_Work instructions:_ Filter this material down to the lines that hold "frac", copying each one.

** start Provided records **

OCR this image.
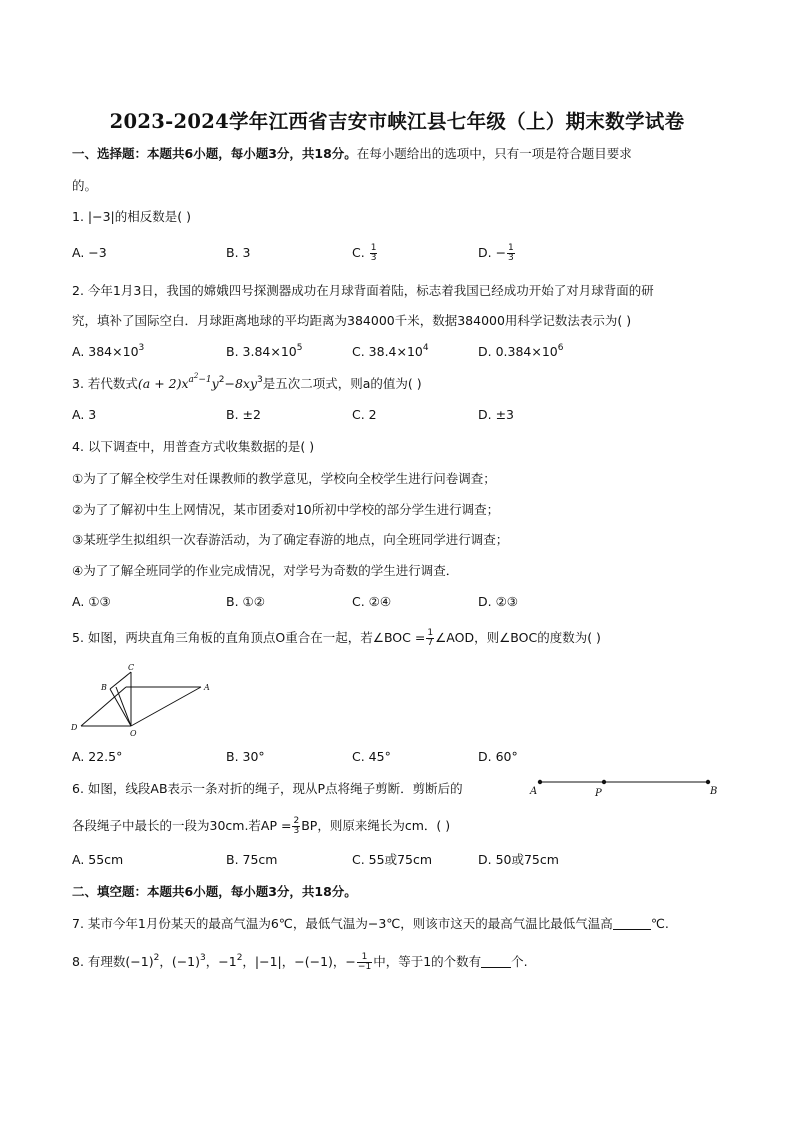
2023-2024学年江西省吉安市峡江县七年级（上）期末数学试卷
一、选择题：本题共6小题，每小题3分，共18分。在每小题给出的选项中，只有一项是符合题目要求
的。
1. |−3|的相反数是( )
A. −3	B. 3	C. $\frac{1}{3}$	D. − $\frac{1}{3}$
2. 今年1月3日，我国的嫦娥四号探测器成功在月球背面着陆，标志着我国已经成功开始了对月球背面的研
究，填补了国际空白．月球距离地球的平均距离为384000千米，数据384000用科学记数法表示为( )
A. $384\times 10^3$	B. $3.84\times 10^5$	C. $38.4\times 10^4$	D. $0.384\times 10^6$
3. 若代数式$(a + 2)x^{a^2-1}y^2-8xy^3$是五次二项式，则a的值为( )
A. 3	B. ±2	C. 2	D. ±3
4. 以下调查中，用普查方式收集数据的是( )
①为了了解全校学生对任课教师的教学意见，学校向全校学生进行问卷调查；
②为了了解初中生上网情况，某市团委对10所初中学校的部分学生进行调查；
③某班学生拟组织一次春游活动，为了确定春游的地点，向全班同学进行调查；
④为了了解全班同学的作业完成情况，对学号为奇数的学生进行调查．
A. ①③	B. ①②	C. ②④	D. ②③
5. 如图，两块直角三角板的直角顶点O重合在一起，若∠BOC = $\frac{1}{7}$ ∠AOD，则∠BOC的度数为( )
C
B	A
D
O
A. 22.5°	B. 30°	C. 45°	D. 60°
6. 如图，线段AB表示一条对折的绳子，现从P点将绳子剪断．剪断后的	A	P	B
各段绳子中最长的一段为30cm.若AP = $\frac{2}{3}$ BP，则原来绳长为cm．( )
A. 55cm	B. 75cm	C. 55或75cm	D. 50或75cm
二、填空题：本题共6小题，每小题3分，共18分。
7. 某市今年1月份某天的最高气温为6℃，最低气温为−3℃，则该市这天的最高气温比最低气温高	℃.
8. 有理数$(-1)^2$，$(-1)^3$，$-1^2$，|−1|，−(−1)，− $\frac{1}{-1}$ 中，等于1的个数有 个.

** end Provided records **

_Exercise solution:_
A. −3	B. 3	C. $\frac{1}{3}$	D. − $\frac{1}{3}$
5. 如图，两块直角三角板的直角顶点O重合在一起，若∠BOC = $\frac{1}{7}$ ∠AOD，则∠BOC的度数为( )
各段绳子中最长的一段为30cm.若AP = $\frac{2}{3}$ BP，则原来绳长为cm．( )
8. 有理数$(-1)^2$，$(-1)^3$，$-1^2$，|−1|，−(−1)，− $\frac{1}{-1}$ 中，等于1的个数有 个.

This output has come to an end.